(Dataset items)
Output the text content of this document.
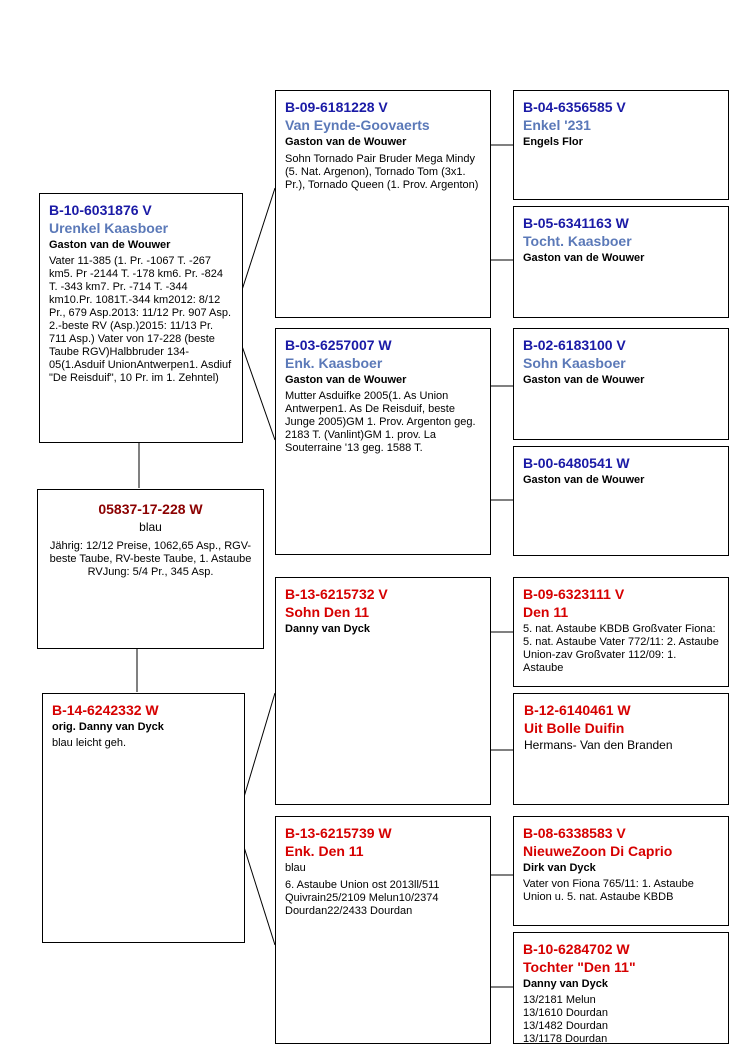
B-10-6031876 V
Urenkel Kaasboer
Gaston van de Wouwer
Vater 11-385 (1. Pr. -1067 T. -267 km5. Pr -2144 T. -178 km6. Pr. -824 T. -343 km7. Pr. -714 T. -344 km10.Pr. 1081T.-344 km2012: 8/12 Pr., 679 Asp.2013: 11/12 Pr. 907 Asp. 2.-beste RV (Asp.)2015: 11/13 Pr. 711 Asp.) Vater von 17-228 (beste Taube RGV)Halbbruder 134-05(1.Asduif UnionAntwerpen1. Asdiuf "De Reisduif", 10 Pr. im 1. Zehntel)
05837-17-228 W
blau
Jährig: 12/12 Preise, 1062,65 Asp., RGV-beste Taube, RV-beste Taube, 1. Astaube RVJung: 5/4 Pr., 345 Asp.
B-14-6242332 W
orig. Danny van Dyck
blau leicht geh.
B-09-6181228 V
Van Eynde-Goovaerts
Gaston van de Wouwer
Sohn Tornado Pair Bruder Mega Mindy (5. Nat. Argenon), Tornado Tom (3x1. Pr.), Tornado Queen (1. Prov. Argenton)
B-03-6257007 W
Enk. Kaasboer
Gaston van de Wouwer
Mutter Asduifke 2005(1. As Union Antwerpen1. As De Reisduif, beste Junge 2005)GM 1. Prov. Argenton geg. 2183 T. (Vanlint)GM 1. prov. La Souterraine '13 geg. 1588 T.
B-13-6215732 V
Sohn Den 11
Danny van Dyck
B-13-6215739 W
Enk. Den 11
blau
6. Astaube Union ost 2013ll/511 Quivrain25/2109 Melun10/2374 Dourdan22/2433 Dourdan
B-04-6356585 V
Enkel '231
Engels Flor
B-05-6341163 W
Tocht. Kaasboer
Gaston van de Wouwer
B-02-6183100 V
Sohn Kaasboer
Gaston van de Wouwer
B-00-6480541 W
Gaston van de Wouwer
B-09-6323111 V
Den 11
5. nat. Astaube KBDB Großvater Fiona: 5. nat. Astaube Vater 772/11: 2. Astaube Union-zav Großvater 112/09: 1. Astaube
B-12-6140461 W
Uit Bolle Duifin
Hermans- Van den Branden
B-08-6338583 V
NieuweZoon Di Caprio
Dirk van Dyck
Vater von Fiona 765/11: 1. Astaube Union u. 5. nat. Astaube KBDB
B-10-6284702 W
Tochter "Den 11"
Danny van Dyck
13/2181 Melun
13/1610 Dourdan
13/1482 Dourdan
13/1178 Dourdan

**Work to do**. Keep every word of the data as it is when you write it out, but drop the pictures.

**Expected answer**.
Output the text content of this document.
B-10-6031876 V
Urenkel Kaasboer
Gaston van de Wouwer
Vater 11-385 (1. Pr. -1067 T. -267 km5. Pr -2144 T. -178 km6. Pr. -824 T. -343 km7. Pr. -714 T. -344 km10.Pr. 1081T.-344 km2012: 8/12 Pr., 679 Asp.2013: 11/12 Pr. 907 Asp. 2.-beste RV (Asp.)2015: 11/13 Pr. 711 Asp.) Vater von 17-228 (beste Taube RGV)Halbbruder 134-05(1.Asduif UnionAntwerpen1. Asdiuf "De Reisduif", 10 Pr. im 1. Zehntel)
05837-17-228 W
blau
Jährig: 12/12 Preise, 1062,65 Asp., RGV-beste Taube, RV-beste Taube, 1. Astaube RVJung: 5/4 Pr., 345 Asp.
B-14-6242332 W
orig. Danny van Dyck
blau leicht geh.
B-09-6181228 V
Van Eynde-Goovaerts
Gaston van de Wouwer
Sohn Tornado Pair Bruder Mega Mindy (5. Nat. Argenon), Tornado Tom (3x1. Pr.), Tornado Queen (1. Prov. Argenton)
B-03-6257007 W
Enk. Kaasboer
Gaston van de Wouwer
Mutter Asduifke 2005(1. As Union Antwerpen1. As De Reisduif, beste Junge 2005)GM 1. Prov. Argenton geg. 2183 T. (Vanlint)GM 1. prov. La Souterraine '13 geg. 1588 T.
B-13-6215732 V
Sohn Den 11
Danny van Dyck
B-13-6215739 W
Enk. Den 11
blau
6. Astaube Union ost 2013ll/511 Quivrain25/2109 Melun10/2374 Dourdan22/2433 Dourdan
B-04-6356585 V
Enkel '231
Engels Flor
B-05-6341163 W
Tocht. Kaasboer
Gaston van de Wouwer
B-02-6183100 V
Sohn Kaasboer
Gaston van de Wouwer
B-00-6480541 W
Gaston van de Wouwer
B-09-6323111 V
Den 11
5. nat. Astaube KBDB Großvater Fiona: 5. nat. Astaube Vater 772/11: 2. Astaube Union-zav Großvater 112/09: 1. Astaube
B-12-6140461 W
Uit Bolle Duifin
Hermans- Van den Branden
B-08-6338583 V
NieuweZoon Di Caprio
Dirk van Dyck
Vater von Fiona 765/11: 1. Astaube Union u. 5. nat. Astaube KBDB
B-10-6284702 W
Tochter "Den 11"
Danny van Dyck
13/2181 Melun
13/1610 Dourdan
13/1482 Dourdan
13/1178 Dourdan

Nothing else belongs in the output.